- _Exercise details_:
Locate and copy all lines bearing the word "type".

- _Supplied data_:
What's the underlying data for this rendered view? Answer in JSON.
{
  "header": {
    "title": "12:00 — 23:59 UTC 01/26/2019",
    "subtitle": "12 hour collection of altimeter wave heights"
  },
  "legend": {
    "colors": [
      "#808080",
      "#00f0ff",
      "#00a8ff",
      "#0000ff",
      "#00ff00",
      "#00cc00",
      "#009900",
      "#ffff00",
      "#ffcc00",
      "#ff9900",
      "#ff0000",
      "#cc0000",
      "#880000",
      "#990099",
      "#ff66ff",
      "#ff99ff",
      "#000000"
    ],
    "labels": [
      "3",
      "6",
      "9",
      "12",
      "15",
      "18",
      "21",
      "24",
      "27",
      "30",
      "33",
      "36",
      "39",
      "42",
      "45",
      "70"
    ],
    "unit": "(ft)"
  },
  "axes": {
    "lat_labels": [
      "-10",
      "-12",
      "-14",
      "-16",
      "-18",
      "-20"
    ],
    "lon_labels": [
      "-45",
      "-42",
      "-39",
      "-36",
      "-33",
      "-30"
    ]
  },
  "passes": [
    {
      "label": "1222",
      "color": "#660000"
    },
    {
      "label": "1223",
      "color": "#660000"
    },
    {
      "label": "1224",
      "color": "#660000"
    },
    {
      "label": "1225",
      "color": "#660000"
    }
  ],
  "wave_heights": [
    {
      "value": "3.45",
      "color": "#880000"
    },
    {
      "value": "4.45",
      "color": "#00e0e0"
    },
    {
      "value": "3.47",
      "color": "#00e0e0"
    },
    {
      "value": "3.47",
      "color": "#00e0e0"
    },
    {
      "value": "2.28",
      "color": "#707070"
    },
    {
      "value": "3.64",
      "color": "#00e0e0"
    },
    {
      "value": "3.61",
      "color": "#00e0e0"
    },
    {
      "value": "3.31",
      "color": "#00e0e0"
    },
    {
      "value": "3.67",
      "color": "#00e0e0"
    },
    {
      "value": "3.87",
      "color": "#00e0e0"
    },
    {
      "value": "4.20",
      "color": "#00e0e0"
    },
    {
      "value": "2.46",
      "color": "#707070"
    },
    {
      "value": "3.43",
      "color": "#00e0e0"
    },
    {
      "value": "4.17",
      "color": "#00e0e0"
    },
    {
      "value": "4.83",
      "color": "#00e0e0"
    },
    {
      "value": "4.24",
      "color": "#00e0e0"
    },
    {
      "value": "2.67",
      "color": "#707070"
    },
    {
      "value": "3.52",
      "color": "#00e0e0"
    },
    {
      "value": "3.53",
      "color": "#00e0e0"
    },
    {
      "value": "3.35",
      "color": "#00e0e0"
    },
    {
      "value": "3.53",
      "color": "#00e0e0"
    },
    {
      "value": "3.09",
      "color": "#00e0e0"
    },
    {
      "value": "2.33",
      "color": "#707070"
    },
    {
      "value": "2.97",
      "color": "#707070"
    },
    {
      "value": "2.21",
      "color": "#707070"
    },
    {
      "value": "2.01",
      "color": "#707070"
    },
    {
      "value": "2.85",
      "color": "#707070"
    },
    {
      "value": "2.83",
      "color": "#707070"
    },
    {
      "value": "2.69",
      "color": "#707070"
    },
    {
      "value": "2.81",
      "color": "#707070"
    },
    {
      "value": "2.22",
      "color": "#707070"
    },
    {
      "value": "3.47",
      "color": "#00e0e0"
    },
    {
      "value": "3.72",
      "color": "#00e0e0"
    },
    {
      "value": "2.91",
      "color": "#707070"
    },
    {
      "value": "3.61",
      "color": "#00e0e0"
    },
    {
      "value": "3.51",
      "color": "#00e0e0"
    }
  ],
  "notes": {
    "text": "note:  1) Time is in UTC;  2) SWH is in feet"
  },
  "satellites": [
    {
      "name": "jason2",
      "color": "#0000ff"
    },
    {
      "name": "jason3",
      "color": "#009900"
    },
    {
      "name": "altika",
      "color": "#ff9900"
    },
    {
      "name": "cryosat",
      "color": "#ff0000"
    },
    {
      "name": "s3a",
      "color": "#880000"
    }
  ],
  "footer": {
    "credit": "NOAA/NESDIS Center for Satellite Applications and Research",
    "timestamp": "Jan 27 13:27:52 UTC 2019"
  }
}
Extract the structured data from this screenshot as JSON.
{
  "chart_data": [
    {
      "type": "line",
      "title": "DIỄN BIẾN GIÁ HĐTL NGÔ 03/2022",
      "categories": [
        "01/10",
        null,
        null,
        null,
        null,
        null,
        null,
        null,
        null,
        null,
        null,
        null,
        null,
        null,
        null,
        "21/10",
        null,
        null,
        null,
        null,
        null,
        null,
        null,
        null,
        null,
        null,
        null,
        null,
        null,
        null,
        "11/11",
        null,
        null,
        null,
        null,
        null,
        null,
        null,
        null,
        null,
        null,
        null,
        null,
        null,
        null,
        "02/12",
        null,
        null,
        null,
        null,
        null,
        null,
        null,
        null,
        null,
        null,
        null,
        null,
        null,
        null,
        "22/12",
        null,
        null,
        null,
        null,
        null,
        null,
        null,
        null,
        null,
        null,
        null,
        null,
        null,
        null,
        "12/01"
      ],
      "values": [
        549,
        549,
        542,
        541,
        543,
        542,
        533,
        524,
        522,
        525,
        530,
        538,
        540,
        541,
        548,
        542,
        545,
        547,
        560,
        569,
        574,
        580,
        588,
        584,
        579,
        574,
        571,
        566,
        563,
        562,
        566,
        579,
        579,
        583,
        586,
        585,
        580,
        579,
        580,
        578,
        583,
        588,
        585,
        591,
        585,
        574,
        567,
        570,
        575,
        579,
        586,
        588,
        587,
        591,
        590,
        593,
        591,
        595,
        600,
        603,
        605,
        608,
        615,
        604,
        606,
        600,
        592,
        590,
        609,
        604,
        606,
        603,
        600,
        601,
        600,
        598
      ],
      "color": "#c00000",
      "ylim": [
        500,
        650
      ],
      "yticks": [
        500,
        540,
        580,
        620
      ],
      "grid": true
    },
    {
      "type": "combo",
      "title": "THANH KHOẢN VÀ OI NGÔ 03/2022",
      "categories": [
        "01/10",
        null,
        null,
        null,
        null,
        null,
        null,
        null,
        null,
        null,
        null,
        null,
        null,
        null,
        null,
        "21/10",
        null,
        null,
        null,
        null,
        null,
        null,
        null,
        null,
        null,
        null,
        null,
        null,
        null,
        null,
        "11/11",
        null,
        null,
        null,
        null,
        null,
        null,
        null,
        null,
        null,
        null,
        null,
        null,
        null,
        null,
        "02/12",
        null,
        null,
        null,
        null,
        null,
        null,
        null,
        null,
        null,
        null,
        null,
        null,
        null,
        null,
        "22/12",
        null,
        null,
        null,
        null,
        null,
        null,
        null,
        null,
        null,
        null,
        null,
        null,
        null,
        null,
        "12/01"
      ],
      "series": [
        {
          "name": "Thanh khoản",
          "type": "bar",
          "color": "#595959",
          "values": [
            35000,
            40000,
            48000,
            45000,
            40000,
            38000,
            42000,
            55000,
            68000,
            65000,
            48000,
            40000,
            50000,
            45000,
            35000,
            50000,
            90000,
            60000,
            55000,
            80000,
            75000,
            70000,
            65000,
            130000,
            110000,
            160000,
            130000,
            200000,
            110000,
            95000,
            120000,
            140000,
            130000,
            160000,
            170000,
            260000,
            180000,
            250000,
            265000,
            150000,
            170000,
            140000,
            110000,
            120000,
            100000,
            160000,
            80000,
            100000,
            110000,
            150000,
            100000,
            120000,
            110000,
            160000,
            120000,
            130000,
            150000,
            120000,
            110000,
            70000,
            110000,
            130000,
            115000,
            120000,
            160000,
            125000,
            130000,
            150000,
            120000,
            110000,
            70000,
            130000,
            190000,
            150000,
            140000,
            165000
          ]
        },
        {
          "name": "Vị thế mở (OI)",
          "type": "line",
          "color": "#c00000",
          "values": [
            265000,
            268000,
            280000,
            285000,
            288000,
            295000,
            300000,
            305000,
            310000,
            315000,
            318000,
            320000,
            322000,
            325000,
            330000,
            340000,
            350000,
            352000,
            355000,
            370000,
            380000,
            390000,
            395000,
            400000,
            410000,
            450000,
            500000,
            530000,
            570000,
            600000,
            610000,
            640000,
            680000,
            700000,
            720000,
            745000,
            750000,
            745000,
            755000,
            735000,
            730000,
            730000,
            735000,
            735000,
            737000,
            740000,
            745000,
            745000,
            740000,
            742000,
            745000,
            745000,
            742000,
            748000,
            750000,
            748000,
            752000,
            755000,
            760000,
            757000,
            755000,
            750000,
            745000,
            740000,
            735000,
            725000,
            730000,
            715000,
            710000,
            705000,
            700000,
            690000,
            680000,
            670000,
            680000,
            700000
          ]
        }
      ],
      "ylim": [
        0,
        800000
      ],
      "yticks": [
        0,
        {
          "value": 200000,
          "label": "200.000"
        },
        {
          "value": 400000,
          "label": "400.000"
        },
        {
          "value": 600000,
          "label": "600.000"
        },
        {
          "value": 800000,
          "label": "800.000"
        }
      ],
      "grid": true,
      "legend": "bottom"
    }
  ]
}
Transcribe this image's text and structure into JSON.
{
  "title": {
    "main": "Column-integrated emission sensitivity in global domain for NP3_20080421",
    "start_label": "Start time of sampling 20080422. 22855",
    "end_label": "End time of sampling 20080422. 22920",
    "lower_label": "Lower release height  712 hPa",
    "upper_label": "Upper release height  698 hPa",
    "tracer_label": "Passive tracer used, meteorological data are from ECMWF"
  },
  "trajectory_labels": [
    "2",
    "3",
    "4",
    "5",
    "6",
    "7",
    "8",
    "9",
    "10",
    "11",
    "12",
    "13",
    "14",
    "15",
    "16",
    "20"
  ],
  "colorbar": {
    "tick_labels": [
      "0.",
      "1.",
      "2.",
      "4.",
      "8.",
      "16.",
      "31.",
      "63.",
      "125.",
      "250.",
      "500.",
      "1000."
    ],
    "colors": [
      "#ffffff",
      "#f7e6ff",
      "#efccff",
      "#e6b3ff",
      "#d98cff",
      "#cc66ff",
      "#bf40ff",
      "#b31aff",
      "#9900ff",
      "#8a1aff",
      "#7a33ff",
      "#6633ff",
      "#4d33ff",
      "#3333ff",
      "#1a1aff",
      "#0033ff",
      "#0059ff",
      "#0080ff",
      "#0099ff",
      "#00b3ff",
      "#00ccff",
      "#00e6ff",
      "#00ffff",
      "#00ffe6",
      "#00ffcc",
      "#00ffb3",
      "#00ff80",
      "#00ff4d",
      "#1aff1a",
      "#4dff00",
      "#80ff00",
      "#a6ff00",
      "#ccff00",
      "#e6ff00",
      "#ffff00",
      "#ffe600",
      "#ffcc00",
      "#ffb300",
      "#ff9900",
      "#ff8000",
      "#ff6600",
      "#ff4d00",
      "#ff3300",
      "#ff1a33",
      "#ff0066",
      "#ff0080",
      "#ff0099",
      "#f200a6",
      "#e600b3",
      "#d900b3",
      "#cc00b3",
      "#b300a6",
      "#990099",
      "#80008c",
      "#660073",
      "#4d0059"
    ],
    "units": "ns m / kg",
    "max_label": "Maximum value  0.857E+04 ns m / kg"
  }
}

- _Complete output_:
      "type": "line",
      "type": "combo",
          "type": "bar",
          "type": "line",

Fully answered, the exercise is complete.